**What you are asked to do:**
Repeat every record below exactly as it appears.
*** Data entries
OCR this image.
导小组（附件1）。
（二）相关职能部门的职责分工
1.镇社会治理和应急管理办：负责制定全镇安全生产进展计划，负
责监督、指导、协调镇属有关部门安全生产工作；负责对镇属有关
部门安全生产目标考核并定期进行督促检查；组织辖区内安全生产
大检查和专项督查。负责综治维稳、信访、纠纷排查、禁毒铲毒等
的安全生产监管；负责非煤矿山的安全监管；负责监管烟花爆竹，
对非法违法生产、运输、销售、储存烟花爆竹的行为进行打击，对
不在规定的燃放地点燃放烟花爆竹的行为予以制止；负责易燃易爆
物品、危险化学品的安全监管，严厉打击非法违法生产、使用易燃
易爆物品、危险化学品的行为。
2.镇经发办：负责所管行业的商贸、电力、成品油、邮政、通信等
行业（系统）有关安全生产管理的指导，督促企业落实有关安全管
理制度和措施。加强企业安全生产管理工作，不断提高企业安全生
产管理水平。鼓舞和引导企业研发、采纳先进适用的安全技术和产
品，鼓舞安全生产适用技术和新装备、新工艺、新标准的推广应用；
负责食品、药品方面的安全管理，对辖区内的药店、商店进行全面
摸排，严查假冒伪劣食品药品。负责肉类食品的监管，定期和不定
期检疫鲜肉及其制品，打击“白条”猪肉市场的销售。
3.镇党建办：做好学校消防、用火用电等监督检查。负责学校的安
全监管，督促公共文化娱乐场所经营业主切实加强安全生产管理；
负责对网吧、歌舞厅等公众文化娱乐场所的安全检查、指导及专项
******
**Answer to the task:**
OCR this image.
导小组（附件1）。
（二）相关职能部门的职责分工
1.镇社会治理和应急管理办：负责制定全镇安全生产进展计划，负
责监督、指导、协调镇属有关部门安全生产工作；负责对镇属有关
部门安全生产目标考核并定期进行督促检查；组织辖区内安全生产
大检查和专项督查。负责综治维稳、信访、纠纷排查、禁毒铲毒等
的安全生产监管；负责非煤矿山的安全监管；负责监管烟花爆竹，
对非法违法生产、运输、销售、储存烟花爆竹的行为进行打击，对
不在规定的燃放地点燃放烟花爆竹的行为予以制止；负责易燃易爆
物品、危险化学品的安全监管，严厉打击非法违法生产、使用易燃
易爆物品、危险化学品的行为。
2.镇经发办：负责所管行业的商贸、电力、成品油、邮政、通信等
行业（系统）有关安全生产管理的指导，督促企业落实有关安全管
理制度和措施。加强企业安全生产管理工作，不断提高企业安全生
产管理水平。鼓舞和引导企业研发、采纳先进适用的安全技术和产
品，鼓舞安全生产适用技术和新装备、新工艺、新标准的推广应用；
负责食品、药品方面的安全管理，对辖区内的药店、商店进行全面
摸排，严查假冒伪劣食品药品。负责肉类食品的监管，定期和不定
期检疫鲜肉及其制品，打击“白条”猪肉市场的销售。
3.镇党建办：做好学校消防、用火用电等监督检查。负责学校的安
全监管，督促公共文化娱乐场所经营业主切实加强安全生产管理；
负责对网吧、歌舞厅等公众文化娱乐场所的安全检查、指导及专项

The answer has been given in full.